Figure record listings:
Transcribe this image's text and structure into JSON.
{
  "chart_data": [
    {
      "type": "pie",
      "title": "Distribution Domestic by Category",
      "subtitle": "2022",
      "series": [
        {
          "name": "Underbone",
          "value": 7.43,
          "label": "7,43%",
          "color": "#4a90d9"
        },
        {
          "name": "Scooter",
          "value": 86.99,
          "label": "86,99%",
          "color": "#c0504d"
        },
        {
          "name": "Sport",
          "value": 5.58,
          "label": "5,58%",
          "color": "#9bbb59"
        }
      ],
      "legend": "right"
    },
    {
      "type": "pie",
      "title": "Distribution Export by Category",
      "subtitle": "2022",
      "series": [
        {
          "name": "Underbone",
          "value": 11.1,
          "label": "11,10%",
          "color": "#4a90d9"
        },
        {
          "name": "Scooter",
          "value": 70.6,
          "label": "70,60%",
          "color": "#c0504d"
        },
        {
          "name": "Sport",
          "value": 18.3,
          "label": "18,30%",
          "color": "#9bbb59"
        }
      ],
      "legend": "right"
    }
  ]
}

* * *

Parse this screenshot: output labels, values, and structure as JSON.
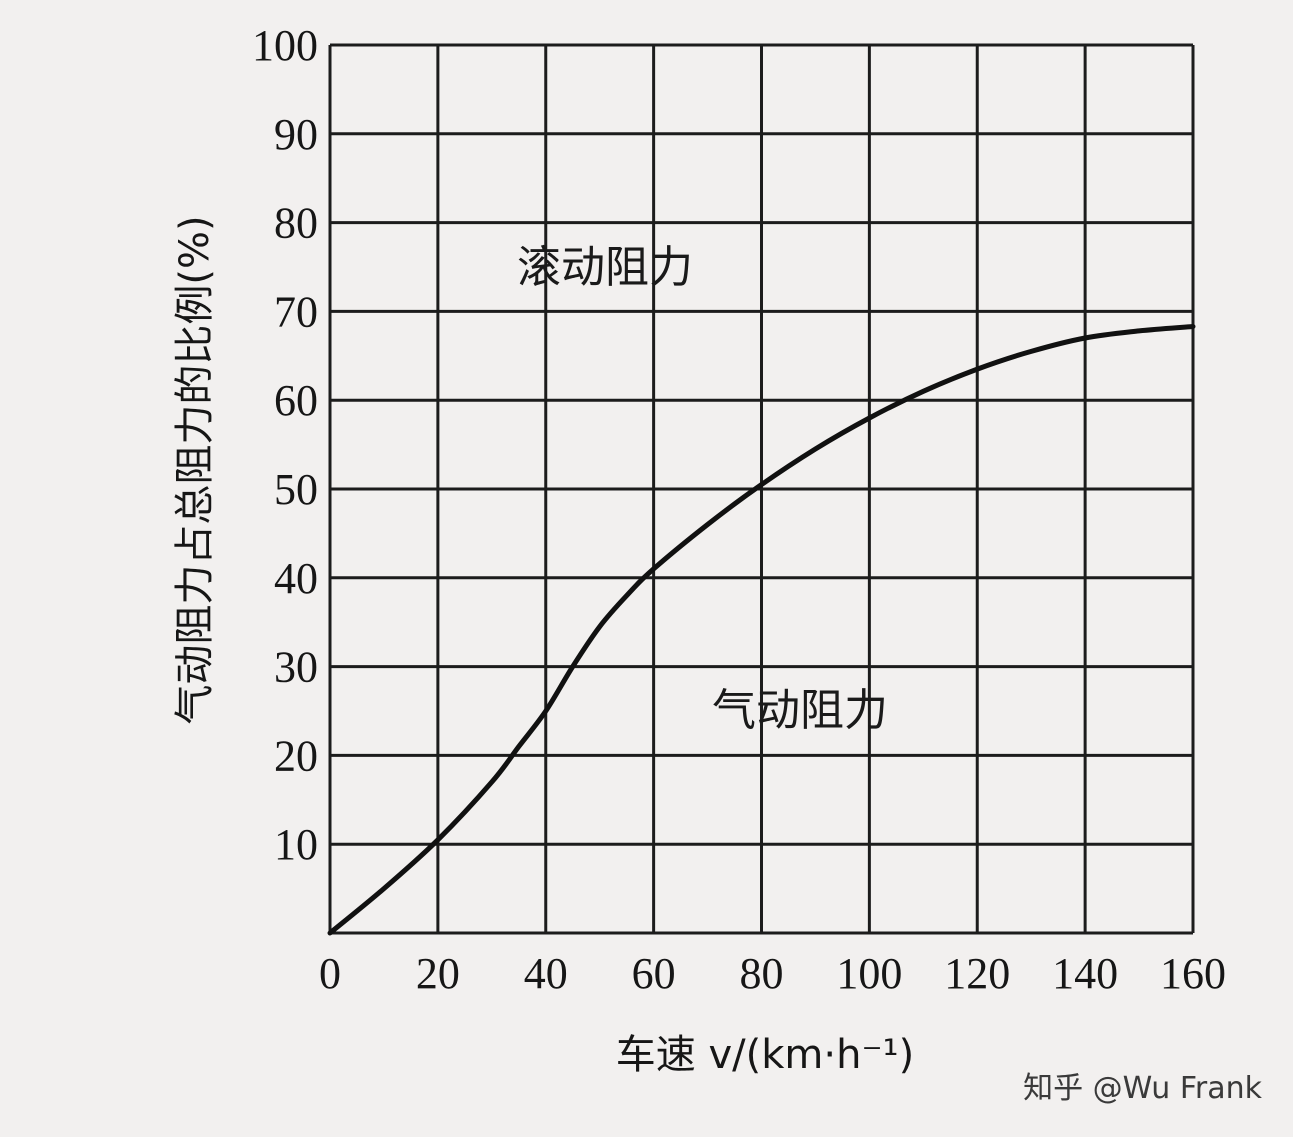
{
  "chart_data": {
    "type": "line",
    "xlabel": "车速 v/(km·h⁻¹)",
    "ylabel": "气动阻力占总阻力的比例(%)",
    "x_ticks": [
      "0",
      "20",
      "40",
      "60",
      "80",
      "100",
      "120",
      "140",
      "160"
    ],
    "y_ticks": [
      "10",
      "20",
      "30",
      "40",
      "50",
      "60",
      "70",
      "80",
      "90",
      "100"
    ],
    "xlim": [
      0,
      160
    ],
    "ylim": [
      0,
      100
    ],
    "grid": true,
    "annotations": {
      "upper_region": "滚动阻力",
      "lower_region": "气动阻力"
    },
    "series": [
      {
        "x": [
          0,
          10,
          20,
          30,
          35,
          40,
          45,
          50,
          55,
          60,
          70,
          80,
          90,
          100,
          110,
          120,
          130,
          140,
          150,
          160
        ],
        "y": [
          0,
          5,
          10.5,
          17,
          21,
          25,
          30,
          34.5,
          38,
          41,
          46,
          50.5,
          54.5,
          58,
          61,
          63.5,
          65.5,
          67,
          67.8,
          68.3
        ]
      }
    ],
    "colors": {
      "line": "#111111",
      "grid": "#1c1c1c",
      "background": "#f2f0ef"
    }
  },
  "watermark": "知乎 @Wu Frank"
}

■ WORK TO COMPLETE
Find all the lines containing "structure" in the material, then copy them.

■ ANSWER TO THE EXERCISE
Transcribe this image's text and structure into JSON.
Parse this screenshot: output labels, values, and structure as JSON.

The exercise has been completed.